* start EXERCISE INPUT *
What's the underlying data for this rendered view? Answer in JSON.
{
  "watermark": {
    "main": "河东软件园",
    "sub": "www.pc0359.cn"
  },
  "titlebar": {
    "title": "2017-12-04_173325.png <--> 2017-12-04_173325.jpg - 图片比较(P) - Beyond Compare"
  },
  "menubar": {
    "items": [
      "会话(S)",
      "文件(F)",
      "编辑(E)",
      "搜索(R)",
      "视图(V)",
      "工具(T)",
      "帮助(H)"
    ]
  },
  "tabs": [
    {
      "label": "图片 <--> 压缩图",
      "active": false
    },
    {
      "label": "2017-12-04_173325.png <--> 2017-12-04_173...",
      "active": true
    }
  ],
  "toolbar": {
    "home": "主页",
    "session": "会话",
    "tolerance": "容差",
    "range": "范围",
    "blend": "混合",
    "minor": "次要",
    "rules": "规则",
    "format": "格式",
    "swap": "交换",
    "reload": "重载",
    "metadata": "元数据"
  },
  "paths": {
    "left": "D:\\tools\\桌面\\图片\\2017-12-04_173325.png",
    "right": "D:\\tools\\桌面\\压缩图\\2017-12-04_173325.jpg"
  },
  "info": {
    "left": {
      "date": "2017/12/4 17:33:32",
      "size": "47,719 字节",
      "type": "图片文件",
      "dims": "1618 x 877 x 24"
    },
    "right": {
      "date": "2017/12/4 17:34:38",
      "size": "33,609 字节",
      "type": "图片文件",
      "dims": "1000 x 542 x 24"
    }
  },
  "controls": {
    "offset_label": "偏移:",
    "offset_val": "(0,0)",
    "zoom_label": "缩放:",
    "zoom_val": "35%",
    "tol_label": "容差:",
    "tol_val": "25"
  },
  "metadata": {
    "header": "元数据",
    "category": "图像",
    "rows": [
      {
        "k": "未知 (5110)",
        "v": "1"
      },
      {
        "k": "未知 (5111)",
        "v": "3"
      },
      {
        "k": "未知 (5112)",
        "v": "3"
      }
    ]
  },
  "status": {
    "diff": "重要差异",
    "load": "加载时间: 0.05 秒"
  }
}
* end EXERCISE INPUT *
- **TASK GOAL**:
Write out the listing once more, matching it exactly.

- **EXERCISE RESULT**:
What's the underlying data for this rendered view? Answer in JSON.
{
  "watermark": {
    "main": "河东软件园",
    "sub": "www.pc0359.cn"
  },
  "titlebar": {
    "title": "2017-12-04_173325.png <--> 2017-12-04_173325.jpg - 图片比较(P) - Beyond Compare"
  },
  "menubar": {
    "items": [
      "会话(S)",
      "文件(F)",
      "编辑(E)",
      "搜索(R)",
      "视图(V)",
      "工具(T)",
      "帮助(H)"
    ]
  },
  "tabs": [
    {
      "label": "图片 <--> 压缩图",
      "active": false
    },
    {
      "label": "2017-12-04_173325.png <--> 2017-12-04_173...",
      "active": true
    }
  ],
  "toolbar": {
    "home": "主页",
    "session": "会话",
    "tolerance": "容差",
    "range": "范围",
    "blend": "混合",
    "minor": "次要",
    "rules": "规则",
    "format": "格式",
    "swap": "交换",
    "reload": "重载",
    "metadata": "元数据"
  },
  "paths": {
    "left": "D:\\tools\\桌面\\图片\\2017-12-04_173325.png",
    "right": "D:\\tools\\桌面\\压缩图\\2017-12-04_173325.jpg"
  },
  "info": {
    "left": {
      "date": "2017/12/4 17:33:32",
      "size": "47,719 字节",
      "type": "图片文件",
      "dims": "1618 x 877 x 24"
    },
    "right": {
      "date": "2017/12/4 17:34:38",
      "size": "33,609 字节",
      "type": "图片文件",
      "dims": "1000 x 542 x 24"
    }
  },
  "controls": {
    "offset_label": "偏移:",
    "offset_val": "(0,0)",
    "zoom_label": "缩放:",
    "zoom_val": "35%",
    "tol_label": "容差:",
    "tol_val": "25"
  },
  "metadata": {
    "header": "元数据",
    "category": "图像",
    "rows": [
      {
        "k": "未知 (5110)",
        "v": "1"
      },
      {
        "k": "未知 (5111)",
        "v": "3"
      },
      {
        "k": "未知 (5112)",
        "v": "3"
      }
    ]
  },
  "status": {
    "diff": "重要差异",
    "load": "加载时间: 0.05 秒"
  }
}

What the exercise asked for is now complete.